(Excerpt from a dataset)
________________

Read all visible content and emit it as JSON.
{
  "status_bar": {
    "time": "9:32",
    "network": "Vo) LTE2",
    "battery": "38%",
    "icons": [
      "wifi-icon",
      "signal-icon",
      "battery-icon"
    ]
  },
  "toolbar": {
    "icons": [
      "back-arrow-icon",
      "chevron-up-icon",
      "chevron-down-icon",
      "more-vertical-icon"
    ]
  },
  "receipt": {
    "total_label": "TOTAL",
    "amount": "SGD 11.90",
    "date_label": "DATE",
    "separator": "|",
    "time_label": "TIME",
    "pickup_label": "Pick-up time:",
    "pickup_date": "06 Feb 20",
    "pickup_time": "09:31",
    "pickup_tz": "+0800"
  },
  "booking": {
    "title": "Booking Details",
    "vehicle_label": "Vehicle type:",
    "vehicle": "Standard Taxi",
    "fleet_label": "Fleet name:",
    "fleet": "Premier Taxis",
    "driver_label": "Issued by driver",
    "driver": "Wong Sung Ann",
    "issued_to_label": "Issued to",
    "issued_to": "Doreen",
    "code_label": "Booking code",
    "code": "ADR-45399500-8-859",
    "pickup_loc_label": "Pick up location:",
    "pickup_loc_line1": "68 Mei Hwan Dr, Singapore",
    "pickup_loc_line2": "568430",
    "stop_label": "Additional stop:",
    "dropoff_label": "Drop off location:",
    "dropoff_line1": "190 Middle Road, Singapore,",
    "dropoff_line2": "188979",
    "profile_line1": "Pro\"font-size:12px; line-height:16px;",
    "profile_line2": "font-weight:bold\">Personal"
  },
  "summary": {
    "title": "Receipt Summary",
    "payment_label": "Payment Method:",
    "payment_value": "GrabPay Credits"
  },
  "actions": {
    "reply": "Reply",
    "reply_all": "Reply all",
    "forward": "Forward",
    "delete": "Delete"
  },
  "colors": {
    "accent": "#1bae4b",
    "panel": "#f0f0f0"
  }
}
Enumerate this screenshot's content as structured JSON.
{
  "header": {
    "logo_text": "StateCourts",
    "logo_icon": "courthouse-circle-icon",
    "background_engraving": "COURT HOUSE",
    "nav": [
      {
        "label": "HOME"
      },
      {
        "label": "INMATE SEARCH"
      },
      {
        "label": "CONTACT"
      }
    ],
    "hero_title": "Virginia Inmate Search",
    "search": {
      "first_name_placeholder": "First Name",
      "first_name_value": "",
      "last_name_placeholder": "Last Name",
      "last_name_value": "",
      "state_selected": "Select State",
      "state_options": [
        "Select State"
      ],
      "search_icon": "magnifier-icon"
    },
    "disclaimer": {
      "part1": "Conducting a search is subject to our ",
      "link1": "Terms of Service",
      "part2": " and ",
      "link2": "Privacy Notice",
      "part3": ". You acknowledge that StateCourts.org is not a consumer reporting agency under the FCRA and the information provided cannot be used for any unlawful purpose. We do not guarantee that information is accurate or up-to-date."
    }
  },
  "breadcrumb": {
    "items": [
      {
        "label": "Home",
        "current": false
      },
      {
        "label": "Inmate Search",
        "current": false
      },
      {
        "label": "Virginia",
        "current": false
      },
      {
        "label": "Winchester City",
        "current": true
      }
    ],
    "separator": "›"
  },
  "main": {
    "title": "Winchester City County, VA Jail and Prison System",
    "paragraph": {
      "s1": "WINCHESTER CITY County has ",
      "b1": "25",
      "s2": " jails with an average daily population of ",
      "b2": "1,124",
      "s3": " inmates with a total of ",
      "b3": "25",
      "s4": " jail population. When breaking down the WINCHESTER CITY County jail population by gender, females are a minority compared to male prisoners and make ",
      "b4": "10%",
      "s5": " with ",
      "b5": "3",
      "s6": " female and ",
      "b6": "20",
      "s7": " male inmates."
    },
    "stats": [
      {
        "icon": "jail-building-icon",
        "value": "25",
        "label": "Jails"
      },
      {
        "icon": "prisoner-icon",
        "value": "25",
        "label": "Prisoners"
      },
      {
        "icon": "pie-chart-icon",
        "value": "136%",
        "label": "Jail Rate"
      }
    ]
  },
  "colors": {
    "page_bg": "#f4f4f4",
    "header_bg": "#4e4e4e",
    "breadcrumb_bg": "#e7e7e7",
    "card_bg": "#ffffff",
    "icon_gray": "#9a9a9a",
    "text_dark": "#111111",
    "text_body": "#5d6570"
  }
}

________________

# Exercise brief:
Repeat the data verbatim.

# Reply:
Read all visible content and emit it as JSON.
{
  "status_bar": {
    "time": "9:32",
    "network": "Vo) LTE2",
    "battery": "38%",
    "icons": [
      "wifi-icon",
      "signal-icon",
      "battery-icon"
    ]
  },
  "toolbar": {
    "icons": [
      "back-arrow-icon",
      "chevron-up-icon",
      "chevron-down-icon",
      "more-vertical-icon"
    ]
  },
  "receipt": {
    "total_label": "TOTAL",
    "amount": "SGD 11.90",
    "date_label": "DATE",
    "separator": "|",
    "time_label": "TIME",
    "pickup_label": "Pick-up time:",
    "pickup_date": "06 Feb 20",
    "pickup_time": "09:31",
    "pickup_tz": "+0800"
  },
  "booking": {
    "title": "Booking Details",
    "vehicle_label": "Vehicle type:",
    "vehicle": "Standard Taxi",
    "fleet_label": "Fleet name:",
    "fleet": "Premier Taxis",
    "driver_label": "Issued by driver",
    "driver": "Wong Sung Ann",
    "issued_to_label": "Issued to",
    "issued_to": "Doreen",
    "code_label": "Booking code",
    "code": "ADR-45399500-8-859",
    "pickup_loc_label": "Pick up location:",
    "pickup_loc_line1": "68 Mei Hwan Dr, Singapore",
    "pickup_loc_line2": "568430",
    "stop_label": "Additional stop:",
    "dropoff_label": "Drop off location:",
    "dropoff_line1": "190 Middle Road, Singapore,",
    "dropoff_line2": "188979",
    "profile_line1": "Pro\"font-size:12px; line-height:16px;",
    "profile_line2": "font-weight:bold\">Personal"
  },
  "summary": {
    "title": "Receipt Summary",
    "payment_label": "Payment Method:",
    "payment_value": "GrabPay Credits"
  },
  "actions": {
    "reply": "Reply",
    "reply_all": "Reply all",
    "forward": "Forward",
    "delete": "Delete"
  },
  "colors": {
    "accent": "#1bae4b",
    "panel": "#f0f0f0"
  }
}
Enumerate this screenshot's content as structured JSON.
{
  "header": {
    "logo_text": "StateCourts",
    "logo_icon": "courthouse-circle-icon",
    "background_engraving": "COURT HOUSE",
    "nav": [
      {
        "label": "HOME"
      },
      {
        "label": "INMATE SEARCH"
      },
      {
        "label": "CONTACT"
      }
    ],
    "hero_title": "Virginia Inmate Search",
    "search": {
      "first_name_placeholder": "First Name",
      "first_name_value": "",
      "last_name_placeholder": "Last Name",
      "last_name_value": "",
      "state_selected": "Select State",
      "state_options": [
        "Select State"
      ],
      "search_icon": "magnifier-icon"
    },
    "disclaimer": {
      "part1": "Conducting a search is subject to our ",
      "link1": "Terms of Service",
      "part2": " and ",
      "link2": "Privacy Notice",
      "part3": ". You acknowledge that StateCourts.org is not a consumer reporting agency under the FCRA and the information provided cannot be used for any unlawful purpose. We do not guarantee that information is accurate or up-to-date."
    }
  },
  "breadcrumb": {
    "items": [
      {
        "label": "Home",
        "current": false
      },
      {
        "label": "Inmate Search",
        "current": false
      },
      {
        "label": "Virginia",
        "current": false
      },
      {
        "label": "Winchester City",
        "current": true
      }
    ],
    "separator": "›"
  },
  "main": {
    "title": "Winchester City County, VA Jail and Prison System",
    "paragraph": {
      "s1": "WINCHESTER CITY County has ",
      "b1": "25",
      "s2": " jails with an average daily population of ",
      "b2": "1,124",
      "s3": " inmates with a total of ",
      "b3": "25",
      "s4": " jail population. When breaking down the WINCHESTER CITY County jail population by gender, females are a minority compared to male prisoners and make ",
      "b4": "10%",
      "s5": " with ",
      "b5": "3",
      "s6": " female and ",
      "b6": "20",
      "s7": " male inmates."
    },
    "stats": [
      {
        "icon": "jail-building-icon",
        "value": "25",
        "label": "Jails"
      },
      {
        "icon": "prisoner-icon",
        "value": "25",
        "label": "Prisoners"
      },
      {
        "icon": "pie-chart-icon",
        "value": "136%",
        "label": "Jail Rate"
      }
    ]
  },
  "colors": {
    "page_bg": "#f4f4f4",
    "header_bg": "#4e4e4e",
    "breadcrumb_bg": "#e7e7e7",
    "card_bg": "#ffffff",
    "icon_gray": "#9a9a9a",
    "text_dark": "#111111",
    "text_body": "#5d6570"
  }
}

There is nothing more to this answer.